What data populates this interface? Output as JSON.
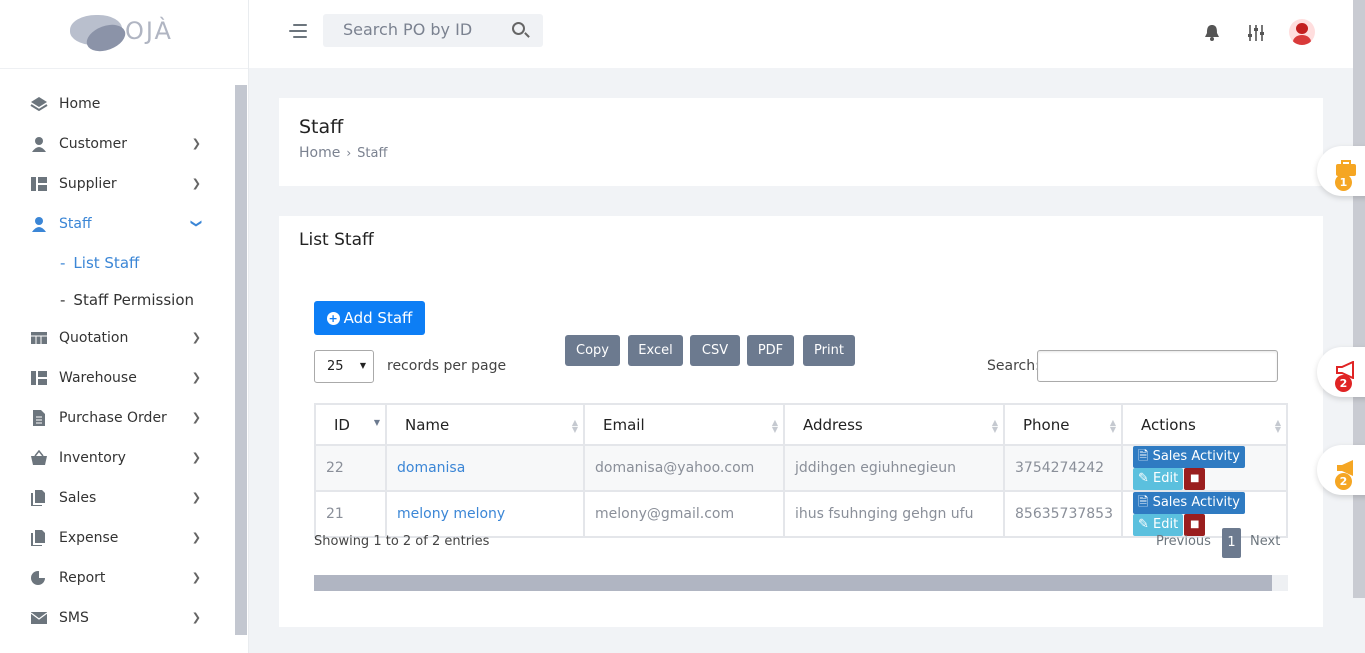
{
  "brand": {
    "logo_text": "OJÀ"
  },
  "topbar": {
    "search_placeholder": "Search PO by ID"
  },
  "sidebar": {
    "items": [
      {
        "label": "Home"
      },
      {
        "label": "Customer"
      },
      {
        "label": "Supplier"
      },
      {
        "label": "Staff"
      },
      {
        "label": "Quotation"
      },
      {
        "label": "Warehouse"
      },
      {
        "label": "Purchase Order"
      },
      {
        "label": "Inventory"
      },
      {
        "label": "Sales"
      },
      {
        "label": "Expense"
      },
      {
        "label": "Report"
      },
      {
        "label": "SMS"
      }
    ],
    "staff_sub": [
      {
        "label": "List Staff"
      },
      {
        "label": "Staff Permission"
      }
    ]
  },
  "header_card": {
    "title": "Staff",
    "breadcrumb_home": "Home",
    "breadcrumb_current": "Staff"
  },
  "list_card": {
    "title": "List Staff",
    "add_button": "Add Staff",
    "page_length": "25",
    "records_per_page": "records per page",
    "export_buttons": [
      "Copy",
      "Excel",
      "CSV",
      "PDF",
      "Print"
    ],
    "search_label": "Search:",
    "columns": [
      "ID",
      "Name",
      "Email",
      "Address",
      "Phone",
      "Actions"
    ],
    "rows": [
      {
        "id": "22",
        "name": "domanisa",
        "email": "domanisa@yahoo.com",
        "address": "jddihgen egiuhnegieun",
        "phone": "3754274242"
      },
      {
        "id": "21",
        "name": "melony melony",
        "email": "melony@gmail.com",
        "address": "ihus fsuhnging gehgn ufu",
        "phone": "85635737853"
      }
    ],
    "action_labels": {
      "sales_activity": "Sales Activity",
      "edit": "Edit"
    },
    "showing": "Showing 1 to 2 of 2 entries",
    "pagination": {
      "previous": "Previous",
      "current": "1",
      "next": "Next"
    }
  },
  "floating_badges": [
    "1",
    "2",
    "2"
  ],
  "colors": {
    "primary": "#0d7ef5",
    "active_nav": "#3b86d6",
    "export_btn": "#6c7a8f",
    "sales_btn": "#2f7bc2",
    "edit_btn": "#5bc0de",
    "delete_btn": "#9a1e1e"
  }
}
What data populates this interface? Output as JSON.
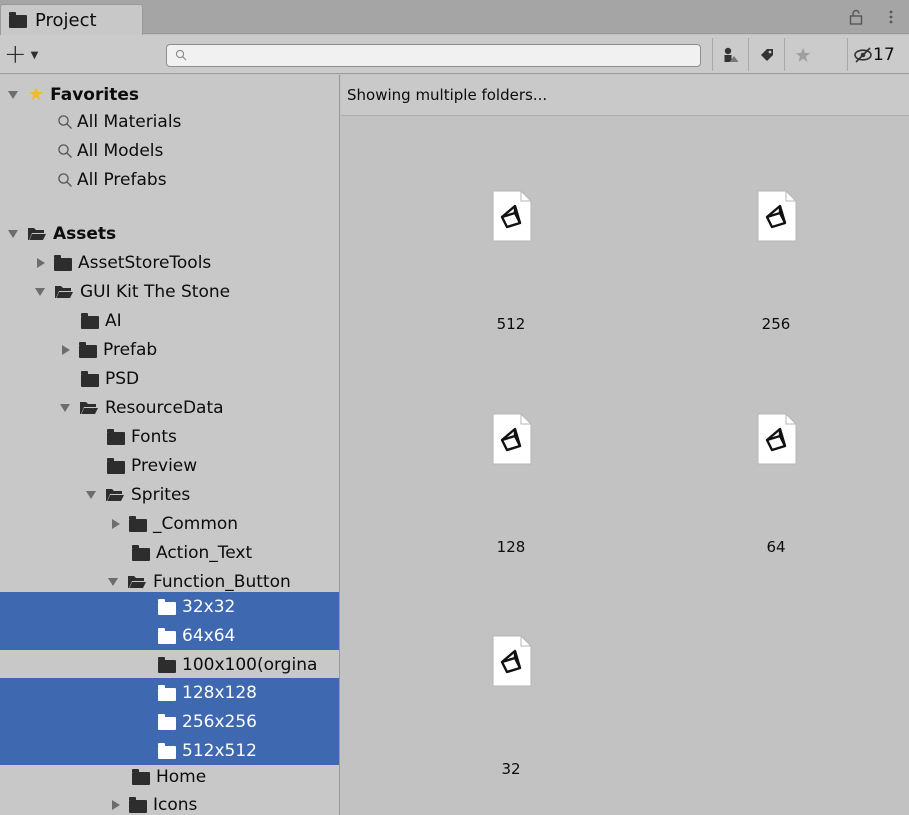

→ AIM OF THE TASK
Nothing in the entries above should change when they are printed again, except that the pictures are dropped.

→ RESULT BELOW
What data populates this interface? Output as JSON.
{
  "brand": {
    "logo_text": "OJÀ"
  },
  "topbar": {
    "search_placeholder": "Search PO by ID"
  },
  "sidebar": {
    "items": [
      {
        "label": "Home"
      },
      {
        "label": "Customer"
      },
      {
        "label": "Supplier"
      },
      {
        "label": "Staff"
      },
      {
        "label": "Quotation"
      },
      {
        "label": "Warehouse"
      },
      {
        "label": "Purchase Order"
      },
      {
        "label": "Inventory"
      },
      {
        "label": "Sales"
      },
      {
        "label": "Expense"
      },
      {
        "label": "Report"
      },
      {
        "label": "SMS"
      }
    ],
    "staff_sub": [
      {
        "label": "List Staff"
      },
      {
        "label": "Staff Permission"
      }
    ]
  },
  "header_card": {
    "title": "Staff",
    "breadcrumb_home": "Home",
    "breadcrumb_current": "Staff"
  },
  "list_card": {
    "title": "List Staff",
    "add_button": "Add Staff",
    "page_length": "25",
    "records_per_page": "records per page",
    "export_buttons": [
      "Copy",
      "Excel",
      "CSV",
      "PDF",
      "Print"
    ],
    "search_label": "Search:",
    "columns": [
      "ID",
      "Name",
      "Email",
      "Address",
      "Phone",
      "Actions"
    ],
    "rows": [
      {
        "id": "22",
        "name": "domanisa",
        "email": "domanisa@yahoo.com",
        "address": "jddihgen egiuhnegieun",
        "phone": "3754274242"
      },
      {
        "id": "21",
        "name": "melony melony",
        "email": "melony@gmail.com",
        "address": "ihus fsuhnging gehgn ufu",
        "phone": "85635737853"
      }
    ],
    "action_labels": {
      "sales_activity": "Sales Activity",
      "edit": "Edit"
    },
    "showing": "Showing 1 to 2 of 2 entries",
    "pagination": {
      "previous": "Previous",
      "current": "1",
      "next": "Next"
    }
  },
  "floating_badges": [
    "1",
    "2",
    "2"
  ],
  "colors": {
    "primary": "#0d7ef5",
    "active_nav": "#3b86d6",
    "export_btn": "#6c7a8f",
    "sales_btn": "#2f7bc2",
    "edit_btn": "#5bc0de",
    "delete_btn": "#9a1e1e"
  }
}
What data populates this interface? Output as JSON.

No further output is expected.